Given exercise => Your answer should be one number: the count of lines in these entries that hold the word "schulautonomer".

Stored rows =>
------------------------------

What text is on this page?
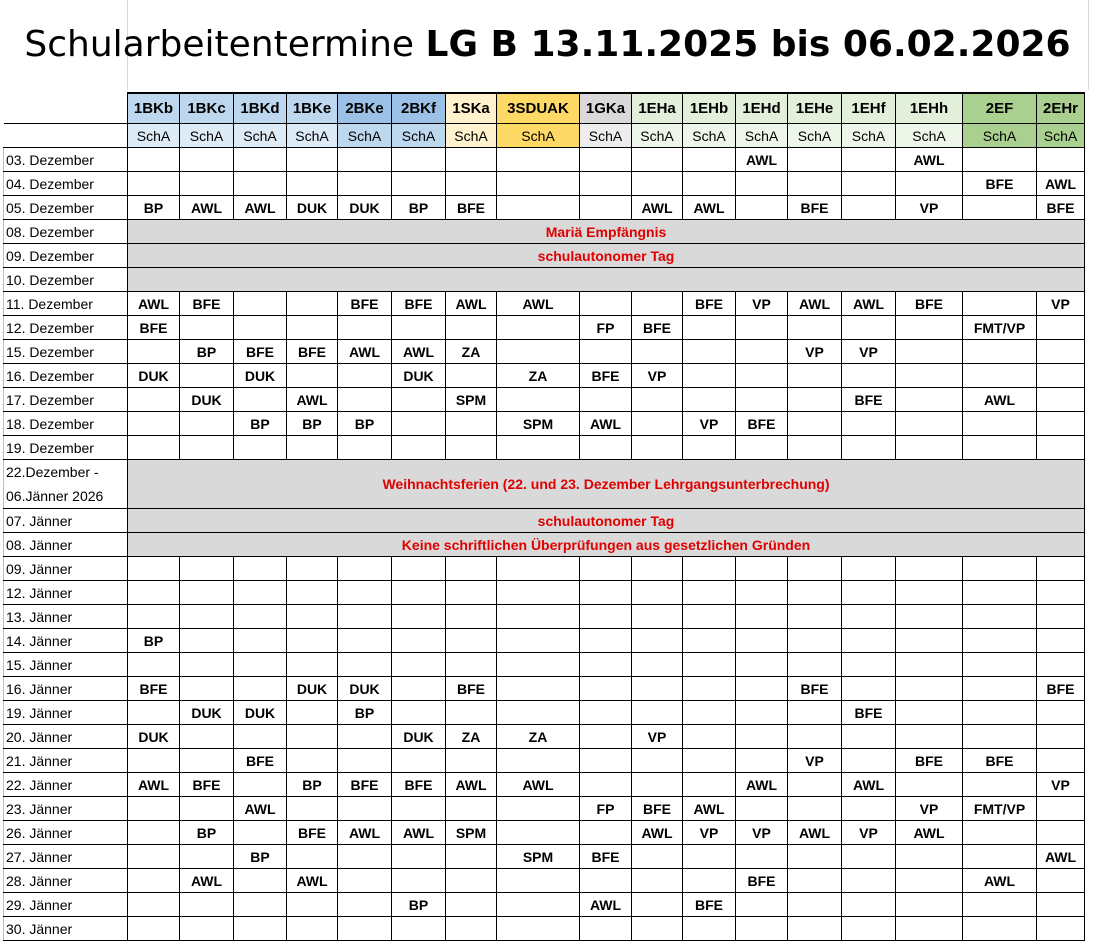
Schularbeitentermine LG B 13.11.2025 bis 06.02.2026
	1BKb	1BKc	1BKd	1BKe	2BKe	2BKf	1SKa	3SDUAK	1GKa	1EHa	1EHb	1EHd	1EHe	1EHf	1EHh	2EF	2EHr
	SchA	SchA	SchA	SchA	SchA	SchA	SchA	SchA	SchA	SchA	SchA	SchA	SchA	SchA	SchA	SchA	SchA
03. Dezember												AWL			AWL		
04. Dezember																BFE	AWL
05. Dezember	BP	AWL	AWL	DUK	DUK	BP	BFE			AWL	AWL		BFE		VP		BFE
08. Dezember	Mariä Empfängnis																
09. Dezember	schulautonomer Tag																
10. Dezember																	
11. Dezember	AWL	BFE			BFE	BFE	AWL	AWL			BFE	VP	AWL	AWL	BFE		VP
12. Dezember	BFE								FP	BFE						FMT/VP	
15. Dezember		BP	BFE	BFE	AWL	AWL	ZA						VP	VP			
16. Dezember	DUK		DUK			DUK		ZA	BFE	VP							
17. Dezember		DUK		AWL			SPM							BFE		AWL	
18. Dezember			BP	BP	BP			SPM	AWL		VP	BFE					
19. Dezember																	

22.Dezember -
06.Jänner 2026	Weihnachtsferien (22. und 23. Dezember Lehrgangsunterbrechung)																
07. Jänner	schulautonomer Tag																
08. Jänner	Keine schriftlichen Überprüfungen aus gesetzlichen Gründen																
09. Jänner																	
12. Jänner																	
13. Jänner																	
14. Jänner	BP																
15. Jänner																	
16. Jänner	BFE			DUK	DUK		BFE						BFE				BFE
19. Jänner		DUK	DUK		BP									BFE			
20. Jänner	DUK					DUK	ZA	ZA		VP							
21. Jänner			BFE										VP		BFE	BFE	
22. Jänner	AWL	BFE		BP	BFE	BFE	AWL	AWL				AWL		AWL			VP
23. Jänner			AWL						FP	BFE	AWL				VP	FMT/VP	
26. Jänner		BP		BFE	AWL	AWL	SPM			AWL	VP	VP	AWL	VP	AWL		
27. Jänner			BP					SPM	BFE								AWL
28. Jänner		AWL		AWL								BFE				AWL	
29. Jänner						BP			AWL		BFE						
30. Jänner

------------------------------

Answer to this problem => 2